TASK REQUIREMENTS:
[a] In the Promtail forum thread, where is all new feature work expected to be done in the near future?
[b] Write the next part of the Promtail forum thread, picking up right after its last line.

***** SELECTED EXCERPT *****

In addition, while we haven't made a formal decision yet, we expect in the near future that all new feature work will be done in the Agent's log collection pipelines rather than in Promtail. If a feature like this is still relevant please open a PR there.

cstyan avatar Nov 08 '23 01:11 cstyan

OT: @cstyan can you please share a link about what this "Agent" is? I was under the impression Promtail was considered an Agent :)

hterik avatar Nov 09 '23 11:11 hterik

@hterik here's the link, I meant to include that in my original comment, my apologies :)

cstyan avatar Nov 16 '23 00:11 cstyan

Wait a second...does this mean that all future work on Promtail is suspended? Will future development happen in Grafana agent? Or will it be fragmented? Is there any blog post or roadmap one can get some more background about this change? Migration guide? Compatibility matrix? Looking at the Agent repo and docs now it seems like a complete different project.

Sorry for derailing the conversation, don't expect a full explanation here, just some links would be good.

hterik avatar Nov 20 '23 07:11 hterik

Wait a second...does this mean that all future work on Promtail is suspended? Will future development happen in Grafana agent?

***** STORED RECORDS *****

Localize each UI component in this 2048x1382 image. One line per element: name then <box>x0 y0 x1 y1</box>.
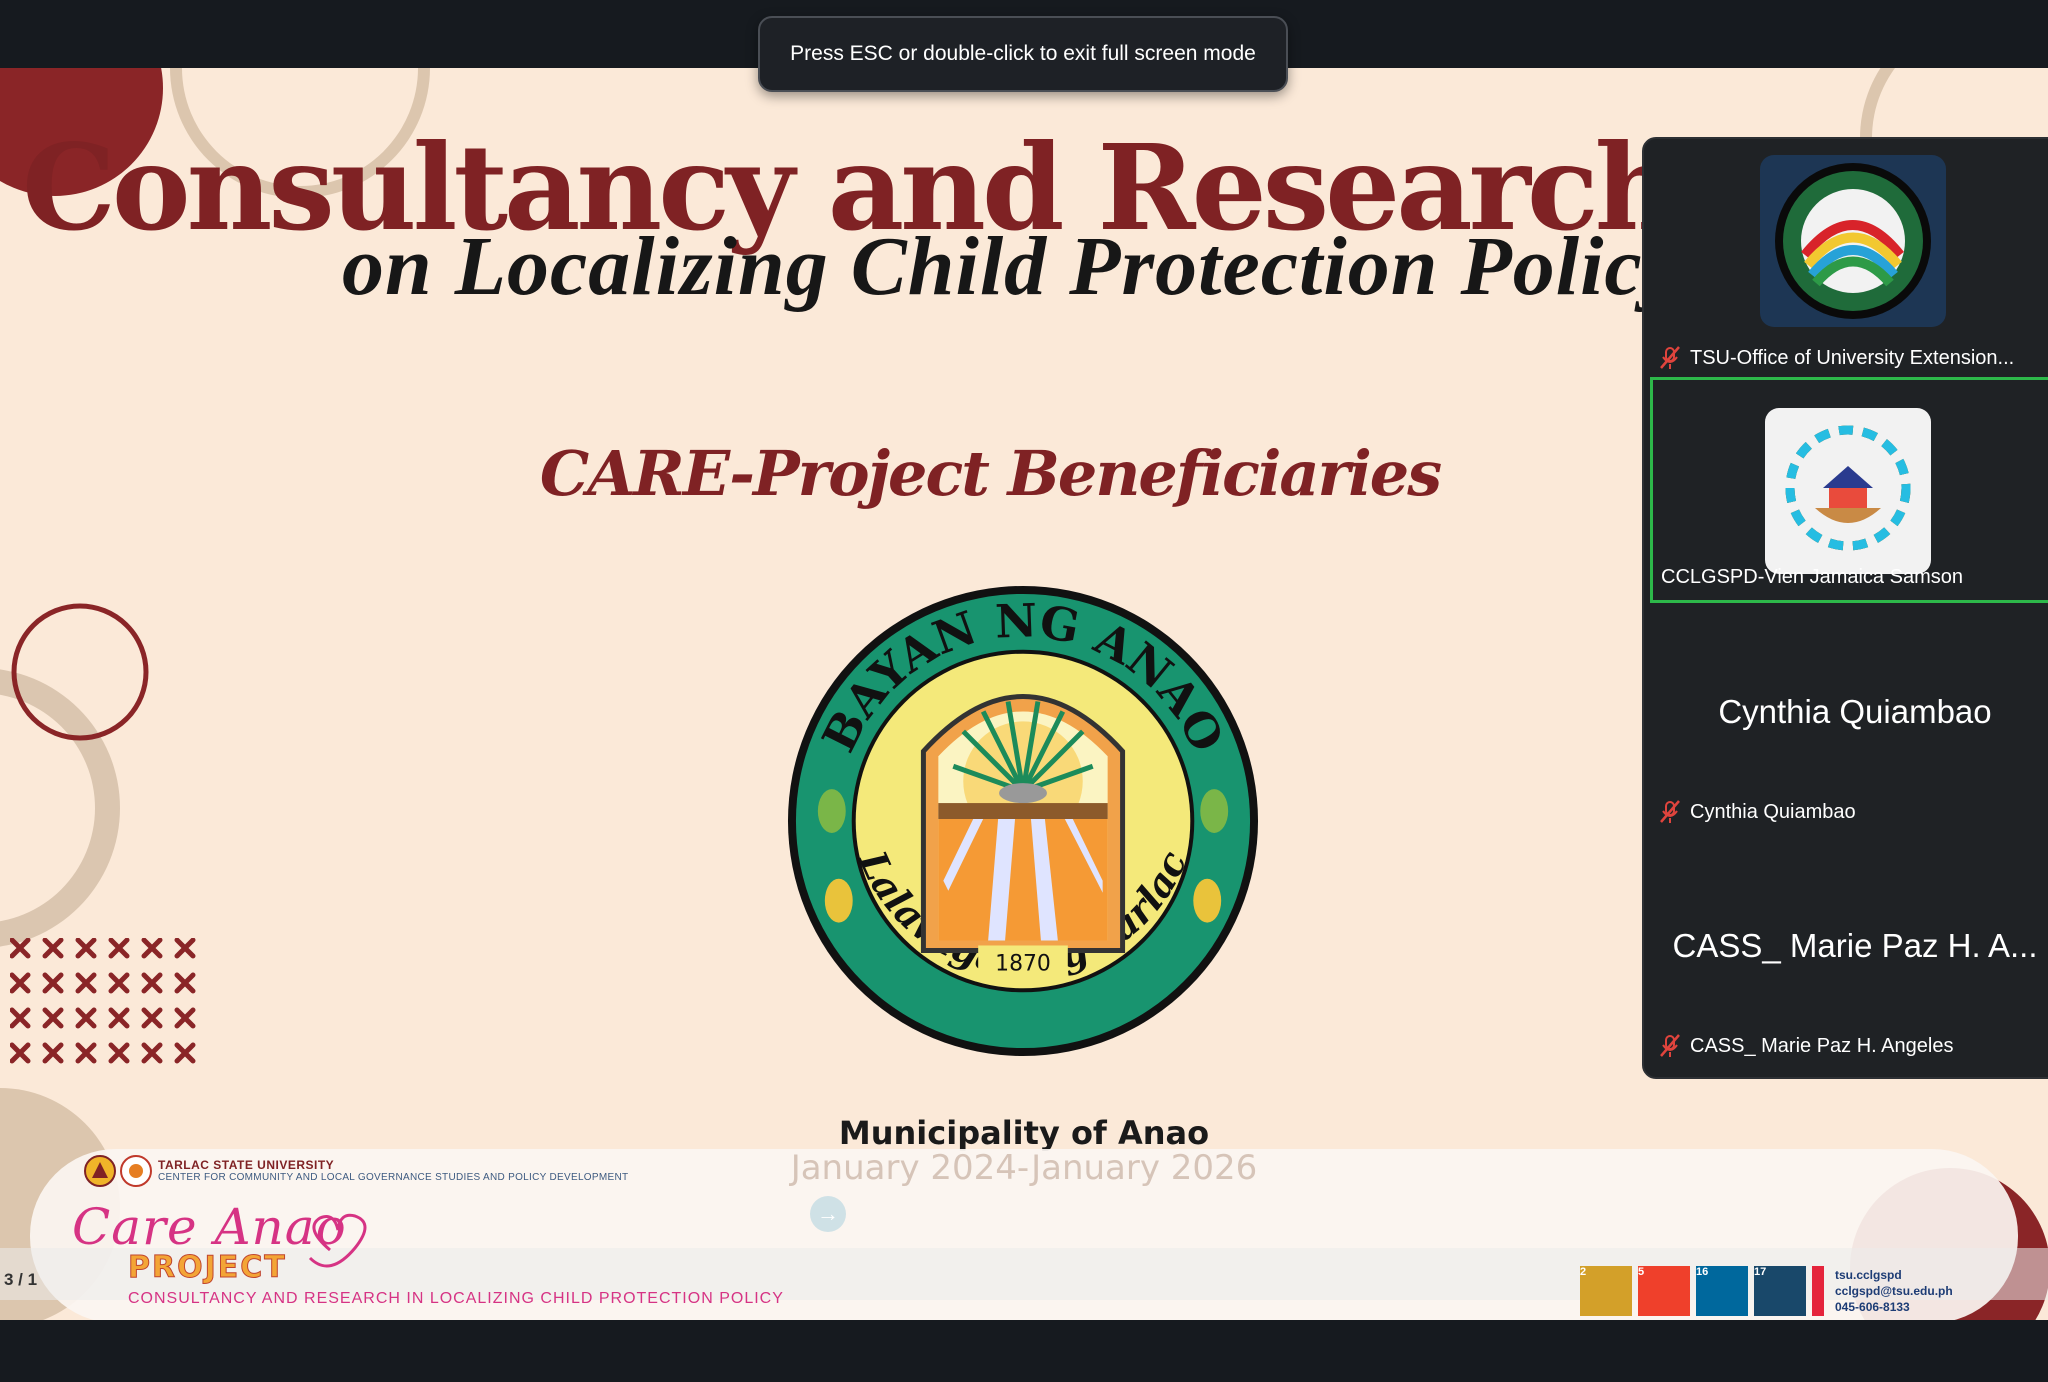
project-word: PROJECT <box>128 1250 287 1286</box>
sdg-5-icon: 5 <box>1638 1266 1690 1316</box>
sdg-17-icon: 17 <box>1754 1266 1806 1316</box>
center-name: CENTER FOR COMMUNITY AND LOCAL GOVERNANC… <box>158 1172 629 1183</box>
seal-year: 1870 <box>995 951 1051 976</box>
participant-label: Cynthia Quiambao <box>1650 797 1856 827</box>
participant-tile-cass[interactable]: CASS_ Marie Paz H. A... CASS_ Marie Paz … <box>1650 843 2048 1069</box>
mic-off-icon <box>1660 346 1680 369</box>
participant-label: CASS_ Marie Paz H. Angeles <box>1650 1031 1953 1061</box>
participant-display-name: Cynthia Quiambao <box>1718 693 1992 730</box>
participant-name: CASS_ Marie Paz H. Angeles <box>1690 1034 1954 1057</box>
participant-name: CCLGSPD-Vien Jamaica Samson <box>1661 565 1963 588</box>
participant-label: CCLGSPD-Vien Jamaica Samson <box>1653 562 1963 592</box>
next-slide-button[interactable]: → <box>810 1196 846 1232</box>
mic-off-icon <box>1660 1034 1680 1057</box>
slide-subtitle: on Localizing Child Protection Policy <box>342 220 1681 313</box>
banner-tagline: CONSULTANCY AND RESEARCH IN LOCALIZING C… <box>128 1290 784 1307</box>
contact-email: cclgspd@tsu.edu.ph <box>1835 1284 1953 1298</box>
university-name: TARLAC STATE UNIVERSITY <box>158 1158 335 1172</box>
participant-tile-tsu[interactable]: TSU-Office of University Extension... <box>1650 155 2048 381</box>
participant-label: TSU-Office of University Extension... <box>1650 343 2014 373</box>
participant-panel: TSU-Office of University Extension... CC… <box>1642 137 2048 1079</box>
university-logos <box>84 1155 152 1187</box>
slide-counter: 3 / 1 <box>4 1270 38 1289</box>
x-pattern <box>10 938 196 1064</box>
participant-name: TSU-Office of University Extension... <box>1690 346 2015 369</box>
bottom-black-bar <box>0 1320 2048 1382</box>
contact-phone: 045-606-8133 <box>1835 1300 1910 1314</box>
anao-municipal-seal: BAYAN NG ANAO Lalawigan ng Tarlac 1870 <box>787 585 1259 1057</box>
municipality-name: Municipality of Anao <box>838 1114 1210 1152</box>
contact-facebook: tsu.cclgspd <box>1835 1268 1902 1282</box>
mic-off-icon <box>1660 800 1680 823</box>
participant-tile-cclgspd[interactable]: CCLGSPD-Vien Jamaica Samson <box>1650 377 2048 603</box>
tsu-extension-logo <box>1760 155 1946 327</box>
participant-tile-cynthia[interactable]: Cynthia Quiambao Cynthia Quiambao <box>1650 609 2048 835</box>
fullscreen-exit-toast: Press ESC or double-click to exit full s… <box>758 16 1288 92</box>
sdg-wheel-strip <box>1812 1266 1824 1316</box>
sdg-16-icon: 16 <box>1696 1266 1748 1316</box>
fullscreen-meeting-view: Consultancy and Research (CARE on Locali… <box>0 0 2048 1382</box>
sdg-2-icon: 2 <box>1580 1266 1632 1316</box>
participant-name: Cynthia Quiambao <box>1690 800 1856 823</box>
cclgspd-logo <box>1765 408 1931 574</box>
participant-display-name: CASS_ Marie Paz H. A... <box>1672 927 2038 964</box>
heart-swirl-icon <box>308 1213 367 1268</box>
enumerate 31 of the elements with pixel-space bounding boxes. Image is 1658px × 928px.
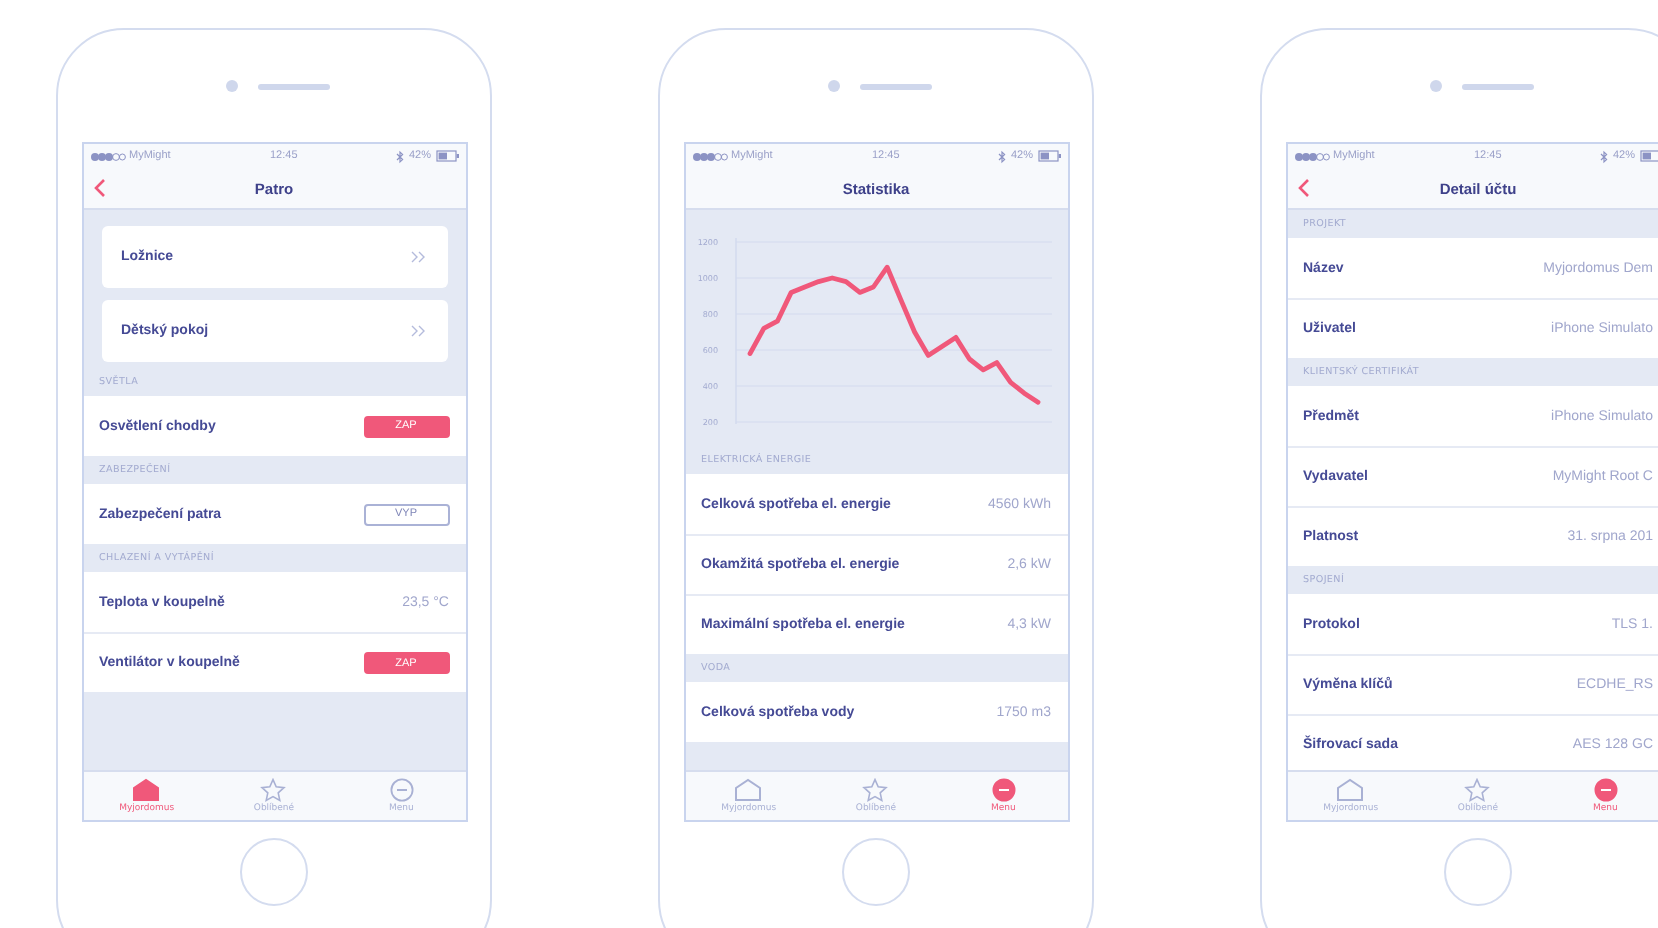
star-icon xyxy=(862,778,889,802)
battery-icon xyxy=(1037,150,1061,162)
house-icon xyxy=(1336,778,1365,802)
speaker-slot xyxy=(1462,83,1534,89)
camera-dot xyxy=(226,80,238,92)
star-icon xyxy=(260,778,287,802)
minus-circle-icon xyxy=(991,778,1016,802)
star-icon xyxy=(1464,778,1491,802)
signal-icon xyxy=(1293,151,1329,161)
bluetooth-icon xyxy=(396,149,405,163)
double-chevron-icon xyxy=(409,324,427,338)
home-button[interactable] xyxy=(1444,838,1512,906)
speaker-slot xyxy=(860,83,932,89)
camera-dot xyxy=(1430,80,1442,92)
signal-icon xyxy=(89,151,125,161)
back-icon[interactable] xyxy=(1297,178,1309,198)
minus-circle-icon xyxy=(389,778,414,802)
bluetooth-icon xyxy=(1600,149,1609,163)
double-chevron-icon xyxy=(409,250,427,264)
camera-dot xyxy=(828,80,840,92)
signal-icon xyxy=(691,151,727,161)
bluetooth-icon xyxy=(998,149,1007,163)
minus-circle-icon xyxy=(1593,778,1618,802)
house-icon xyxy=(734,778,763,802)
back-icon[interactable] xyxy=(93,178,105,198)
home-button[interactable] xyxy=(842,838,910,906)
house-icon xyxy=(132,778,161,802)
battery-icon xyxy=(1639,150,1658,162)
home-button[interactable] xyxy=(240,838,308,906)
speaker-slot xyxy=(258,83,330,89)
battery-icon xyxy=(435,150,459,162)
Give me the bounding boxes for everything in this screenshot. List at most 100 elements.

*****

RESPONSE LIST:
[a] In the Agent's log collection pipelines rather than in Promtail.

[b]
Like I said, we haven't made a formal decision yet but this is the most likely scenario in terms of new feature work. However, promtail would still get bug fixes and security patches. The Loki team is focused on making Loki itself a better piece of software, and internally we have teams building both the Grafana Agent and other integrations. They're dedicated to those things, and can provide better support and new features than we can for promtail.

Is there any blog post or roadmap one can get some more background about this change? Migration guide? Compatibility matrix? Looking at the Agent repo and docs now it seems like a complete different project.

Nothing yet, but as the Agent's log collection code is just a fork of promtail the migration and compatibility guide should be "they're the same thing just in different binaries". See here, using your current promtail config in a grafana agent config file should just work. That's the goal I have at the moment, to ensure that there's no missing features or bug fixes in the agent since their fork of promtail.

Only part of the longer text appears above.